* _PROMPT_: Restate the records below word for word, and omit the images they hold.

* _DATA FOR PROCESSING_:
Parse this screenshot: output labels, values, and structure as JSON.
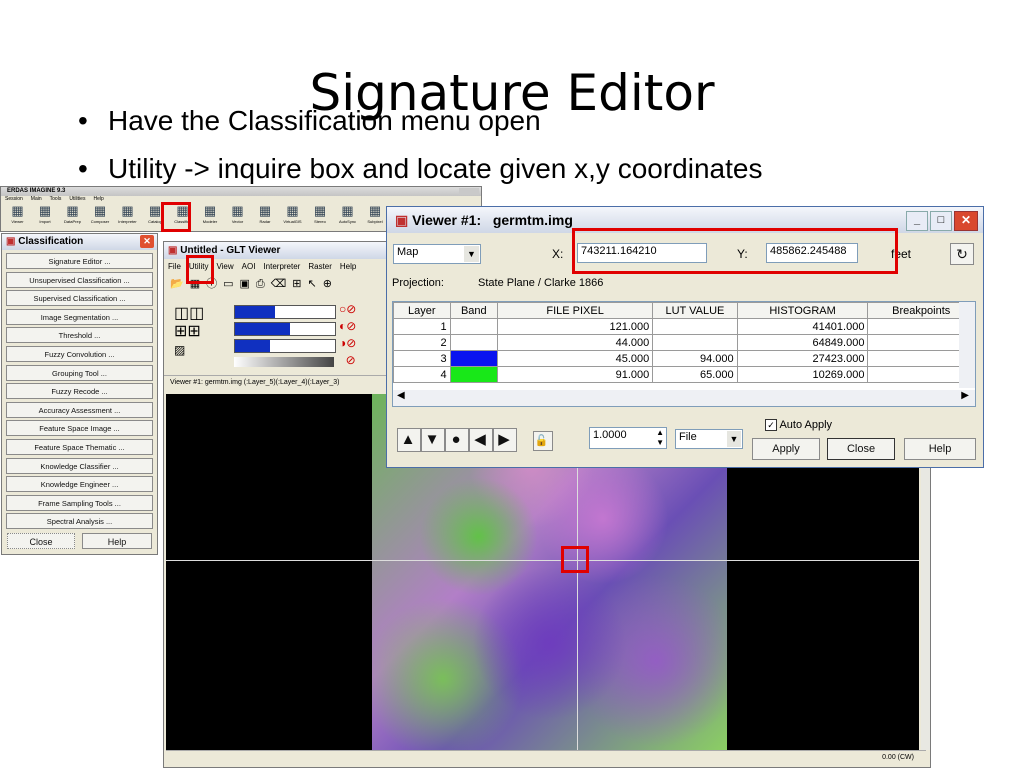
{
  "slide": {
    "title": "Signature Editor",
    "bullets": [
      "Have the Classification menu open",
      "Utility -> inquire box and locate given x,y coordinates"
    ]
  },
  "erdas": {
    "title": "ERDAS IMAGINE 9.3",
    "menu": [
      "Session",
      "Main",
      "Tools",
      "Utilities",
      "Help"
    ],
    "tools": [
      "Viewer",
      "Import",
      "DataPrep",
      "Composer",
      "Interpreter",
      "Catalog",
      "Classifier",
      "Modeler",
      "Vector",
      "Radar",
      "VirtualGIS",
      "Stereo",
      "AutoSync",
      "Subpixel"
    ]
  },
  "classification": {
    "title": "Classification",
    "items": [
      "Signature Editor ...",
      "Unsupervised Classification ...",
      "Supervised Classification ...",
      "Image Segmentation ...",
      "Threshold ...",
      "Fuzzy Convolution ...",
      "Grouping Tool ...",
      "Fuzzy Recode ...",
      "Accuracy Assessment ...",
      "Feature Space Image ...",
      "Feature Space Thematic ...",
      "Knowledge Classifier ...",
      "Knowledge Engineer ...",
      "Frame Sampling Tools ...",
      "Spectral Analysis ..."
    ],
    "close": "Close",
    "help": "Help"
  },
  "glt": {
    "title": "Untitled - GLT Viewer",
    "menu": [
      "File",
      "Utility",
      "View",
      "AOI",
      "Interpreter",
      "Raster",
      "Help"
    ],
    "status": "Viewer #1: germtm.img (:Layer_5)(:Layer_4)(:Layer_3)",
    "rotation": "0.00 (CW)"
  },
  "inquire": {
    "title": "Viewer #1:",
    "file": "germtm.img",
    "coord_type": "Map",
    "x_label": "X:",
    "x_value": "743211.164210",
    "y_label": "Y:",
    "y_value": "485862.245488",
    "units": "feet",
    "projection_label": "Projection:",
    "projection_value": "State Plane / Clarke 1866",
    "columns": [
      "Layer",
      "Band",
      "FILE PIXEL",
      "LUT VALUE",
      "HISTOGRAM",
      "Breakpoints"
    ],
    "rows": [
      {
        "layer": "1",
        "band_color": "",
        "file_pixel": "121.000",
        "lut": "",
        "hist": "41401.000"
      },
      {
        "layer": "2",
        "band_color": "",
        "file_pixel": "44.000",
        "lut": "",
        "hist": "64849.000"
      },
      {
        "layer": "3",
        "band_color": "#0a14f0",
        "file_pixel": "45.000",
        "lut": "94.000",
        "hist": "27423.000"
      },
      {
        "layer": "4",
        "band_color": "#18e818",
        "file_pixel": "91.000",
        "lut": "65.000",
        "hist": "10269.000"
      }
    ],
    "step_value": "1.0000",
    "step_unit": "File",
    "auto_apply": "Auto Apply",
    "apply": "Apply",
    "close": "Close",
    "help": "Help"
  },
  "colors": {
    "highlight": "#e00000",
    "band_blue": "#0a14f0",
    "band_green": "#18e818"
  }
}
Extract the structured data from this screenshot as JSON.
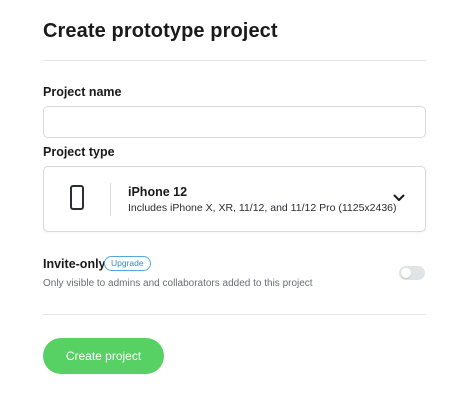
{
  "page": {
    "title": "Create prototype project"
  },
  "project_name": {
    "label": "Project name",
    "value": "",
    "placeholder": ""
  },
  "project_type": {
    "label": "Project type",
    "selected": {
      "icon": "phone-icon",
      "name": "iPhone 12",
      "description": "Includes iPhone X, XR, 11/12, and 11/12 Pro (1125x2436)"
    },
    "chevron_icon": "chevron-down-icon"
  },
  "invite_only": {
    "label": "Invite-only",
    "badge": "Upgrade",
    "description": "Only visible to admins and collaborators added to this project",
    "enabled": false
  },
  "actions": {
    "create_label": "Create project"
  },
  "colors": {
    "primary_button": "#57d163",
    "badge": "#2b8ccc",
    "toggle_off": "#e1e3e6"
  }
}
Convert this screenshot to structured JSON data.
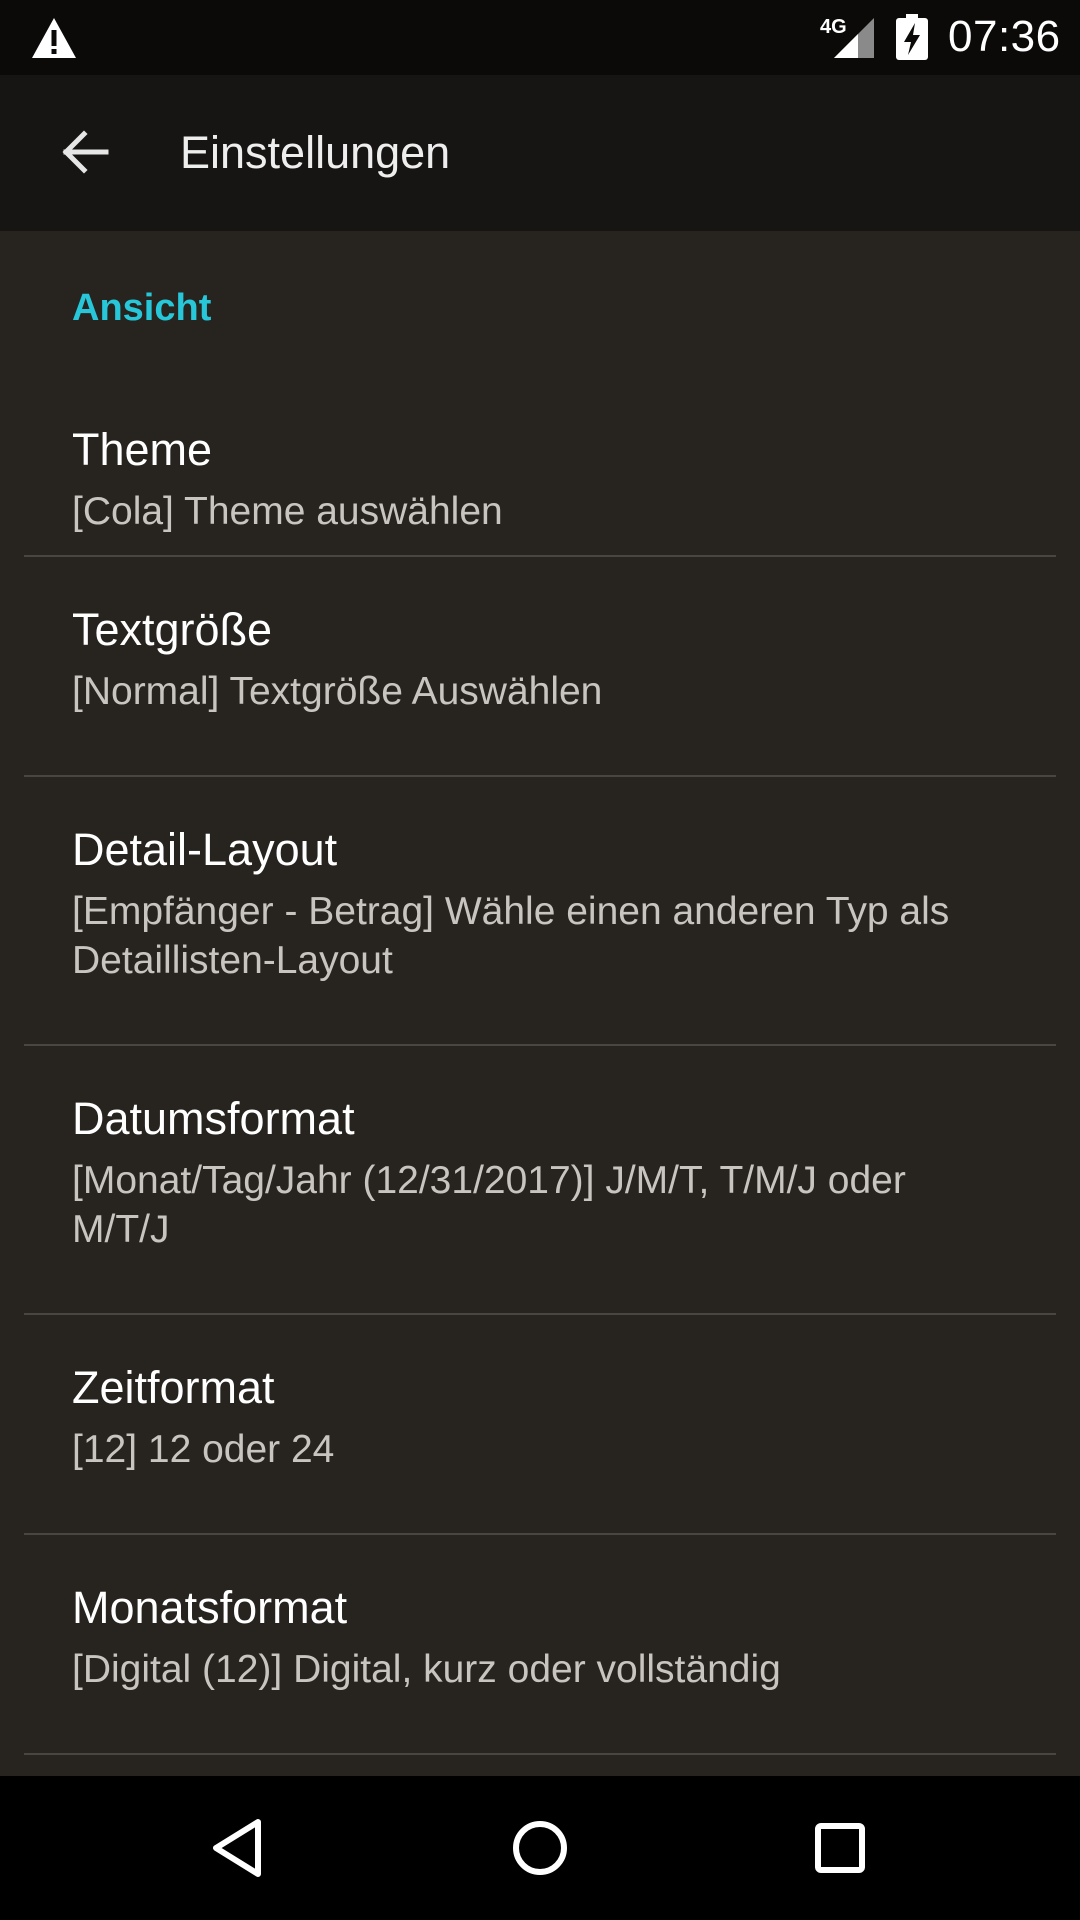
{
  "status_bar": {
    "warning_icon": "warning-triangle-icon",
    "network_label": "4G",
    "signal_icon": "cell-signal-icon",
    "battery_icon": "battery-charging-icon",
    "time": "07:36"
  },
  "app_bar": {
    "back_icon": "arrow-back-icon",
    "title": "Einstellungen"
  },
  "section": {
    "title": "Ansicht",
    "accent_color": "#27c6d8"
  },
  "preferences": [
    {
      "title": "Theme",
      "summary": "[Cola] Theme auswählen"
    },
    {
      "title": "Textgröße",
      "summary": "[Normal] Textgröße Auswählen"
    },
    {
      "title": "Detail-Layout",
      "summary": "[Empfänger - Betrag] Wähle einen anderen Typ als Detaillisten-Layout"
    },
    {
      "title": "Datumsformat",
      "summary": "[Monat/Tag/Jahr (12/31/2017)] J/M/T, T/M/J oder M/T/J"
    },
    {
      "title": "Zeitformat",
      "summary": "[12] 12 oder 24"
    },
    {
      "title": "Monatsformat",
      "summary": "[Digital (12)] Digital, kurz oder vollständig"
    }
  ],
  "nav_bar": {
    "back_icon": "nav-back-triangle-icon",
    "home_icon": "nav-home-circle-icon",
    "recents_icon": "nav-recents-square-icon"
  }
}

* _THE ANSWER_:
Parse this screenshot: output labels, values, and structure as JSON.
{
  "slide": {
    "title": "Signature Editor",
    "bullets": [
      "Have the Classification menu open",
      "Utility -> inquire box and locate given x,y coordinates"
    ]
  },
  "erdas": {
    "title": "ERDAS IMAGINE 9.3",
    "menu": [
      "Session",
      "Main",
      "Tools",
      "Utilities",
      "Help"
    ],
    "tools": [
      "Viewer",
      "Import",
      "DataPrep",
      "Composer",
      "Interpreter",
      "Catalog",
      "Classifier",
      "Modeler",
      "Vector",
      "Radar",
      "VirtualGIS",
      "Stereo",
      "AutoSync",
      "Subpixel"
    ]
  },
  "classification": {
    "title": "Classification",
    "items": [
      "Signature Editor ...",
      "Unsupervised Classification ...",
      "Supervised Classification ...",
      "Image Segmentation ...",
      "Threshold ...",
      "Fuzzy Convolution ...",
      "Grouping Tool ...",
      "Fuzzy Recode ...",
      "Accuracy Assessment ...",
      "Feature Space Image ...",
      "Feature Space Thematic ...",
      "Knowledge Classifier ...",
      "Knowledge Engineer ...",
      "Frame Sampling Tools ...",
      "Spectral Analysis ..."
    ],
    "close": "Close",
    "help": "Help"
  },
  "glt": {
    "title": "Untitled - GLT Viewer",
    "menu": [
      "File",
      "Utility",
      "View",
      "AOI",
      "Interpreter",
      "Raster",
      "Help"
    ],
    "status": "Viewer #1: germtm.img (:Layer_5)(:Layer_4)(:Layer_3)",
    "rotation": "0.00 (CW)"
  },
  "inquire": {
    "title": "Viewer #1:",
    "file": "germtm.img",
    "coord_type": "Map",
    "x_label": "X:",
    "x_value": "743211.164210",
    "y_label": "Y:",
    "y_value": "485862.245488",
    "units": "feet",
    "projection_label": "Projection:",
    "projection_value": "State Plane / Clarke 1866",
    "columns": [
      "Layer",
      "Band",
      "FILE PIXEL",
      "LUT VALUE",
      "HISTOGRAM",
      "Breakpoints"
    ],
    "rows": [
      {
        "layer": "1",
        "band_color": "",
        "file_pixel": "121.000",
        "lut": "",
        "hist": "41401.000"
      },
      {
        "layer": "2",
        "band_color": "",
        "file_pixel": "44.000",
        "lut": "",
        "hist": "64849.000"
      },
      {
        "layer": "3",
        "band_color": "#0a14f0",
        "file_pixel": "45.000",
        "lut": "94.000",
        "hist": "27423.000"
      },
      {
        "layer": "4",
        "band_color": "#18e818",
        "file_pixel": "91.000",
        "lut": "65.000",
        "hist": "10269.000"
      }
    ],
    "step_value": "1.0000",
    "step_unit": "File",
    "auto_apply": "Auto Apply",
    "apply": "Apply",
    "close": "Close",
    "help": "Help"
  },
  "colors": {
    "highlight": "#e00000",
    "band_blue": "#0a14f0",
    "band_green": "#18e818"
  }
}
Extract the structured data from this screenshot as JSON.
{
  "page": {
    "title": "Create prototype project"
  },
  "project_name": {
    "label": "Project name",
    "value": "",
    "placeholder": ""
  },
  "project_type": {
    "label": "Project type",
    "selected": {
      "icon": "phone-icon",
      "name": "iPhone 12",
      "description": "Includes iPhone X, XR, 11/12, and 11/12 Pro (1125x2436)"
    },
    "chevron_icon": "chevron-down-icon"
  },
  "invite_only": {
    "label": "Invite-only",
    "badge": "Upgrade",
    "description": "Only visible to admins and collaborators added to this project",
    "enabled": false
  },
  "actions": {
    "create_label": "Create project"
  },
  "colors": {
    "primary_button": "#57d163",
    "badge": "#2b8ccc",
    "toggle_off": "#e1e3e6"
  }
}
Convert this screenshot to structured JSON data.
{
  "status_bar": {
    "warning_icon": "warning-triangle-icon",
    "network_label": "4G",
    "signal_icon": "cell-signal-icon",
    "battery_icon": "battery-charging-icon",
    "time": "07:36"
  },
  "app_bar": {
    "back_icon": "arrow-back-icon",
    "title": "Einstellungen"
  },
  "section": {
    "title": "Ansicht",
    "accent_color": "#27c6d8"
  },
  "preferences": [
    {
      "title": "Theme",
      "summary": "[Cola] Theme auswählen"
    },
    {
      "title": "Textgröße",
      "summary": "[Normal] Textgröße Auswählen"
    },
    {
      "title": "Detail-Layout",
      "summary": "[Empfänger - Betrag] Wähle einen anderen Typ als Detaillisten-Layout"
    },
    {
      "title": "Datumsformat",
      "summary": "[Monat/Tag/Jahr (12/31/2017)] J/M/T, T/M/J oder M/T/J"
    },
    {
      "title": "Zeitformat",
      "summary": "[12] 12 oder 24"
    },
    {
      "title": "Monatsformat",
      "summary": "[Digital (12)] Digital, kurz oder vollständig"
    }
  ],
  "nav_bar": {
    "back_icon": "nav-back-triangle-icon",
    "home_icon": "nav-home-circle-icon",
    "recents_icon": "nav-recents-square-icon"
  }
}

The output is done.